Your task - Please give the listing again in its entirety, exactly as written.

Supplied material -
* begin *

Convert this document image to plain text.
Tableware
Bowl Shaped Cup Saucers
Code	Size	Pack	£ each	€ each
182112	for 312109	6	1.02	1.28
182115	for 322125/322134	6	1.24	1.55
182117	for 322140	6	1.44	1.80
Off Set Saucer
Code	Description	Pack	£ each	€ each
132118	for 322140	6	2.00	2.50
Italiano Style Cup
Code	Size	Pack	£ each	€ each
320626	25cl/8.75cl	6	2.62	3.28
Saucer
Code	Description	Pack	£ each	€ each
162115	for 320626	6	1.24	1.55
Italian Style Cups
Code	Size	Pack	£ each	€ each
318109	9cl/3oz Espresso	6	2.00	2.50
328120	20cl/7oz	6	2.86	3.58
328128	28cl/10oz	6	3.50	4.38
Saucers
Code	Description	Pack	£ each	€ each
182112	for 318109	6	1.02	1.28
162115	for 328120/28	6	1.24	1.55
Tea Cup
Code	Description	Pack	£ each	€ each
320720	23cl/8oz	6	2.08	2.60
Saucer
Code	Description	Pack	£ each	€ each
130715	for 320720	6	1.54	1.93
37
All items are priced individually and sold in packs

* end *

Reply to the exercise -
Convert this document image to plain text.
Tableware
Bowl Shaped Cup Saucers
Code	Size	Pack	£ each	€ each
182112	for 312109	6	1.02	1.28
182115	for 322125/322134	6	1.24	1.55
182117	for 322140	6	1.44	1.80
Off Set Saucer
Code	Description	Pack	£ each	€ each
132118	for 322140	6	2.00	2.50
Italiano Style Cup
Code	Size	Pack	£ each	€ each
320626	25cl/8.75cl	6	2.62	3.28
Saucer
Code	Description	Pack	£ each	€ each
162115	for 320626	6	1.24	1.55
Italian Style Cups
Code	Size	Pack	£ each	€ each
318109	9cl/3oz Espresso	6	2.00	2.50
328120	20cl/7oz	6	2.86	3.58
328128	28cl/10oz	6	3.50	4.38
Saucers
Code	Description	Pack	£ each	€ each
182112	for 318109	6	1.02	1.28
162115	for 328120/28	6	1.24	1.55
Tea Cup
Code	Description	Pack	£ each	€ each
320720	23cl/8oz	6	2.08	2.60
Saucer
Code	Description	Pack	£ each	€ each
130715	for 320720	6	1.54	1.93
37
All items are priced individually and sold in packs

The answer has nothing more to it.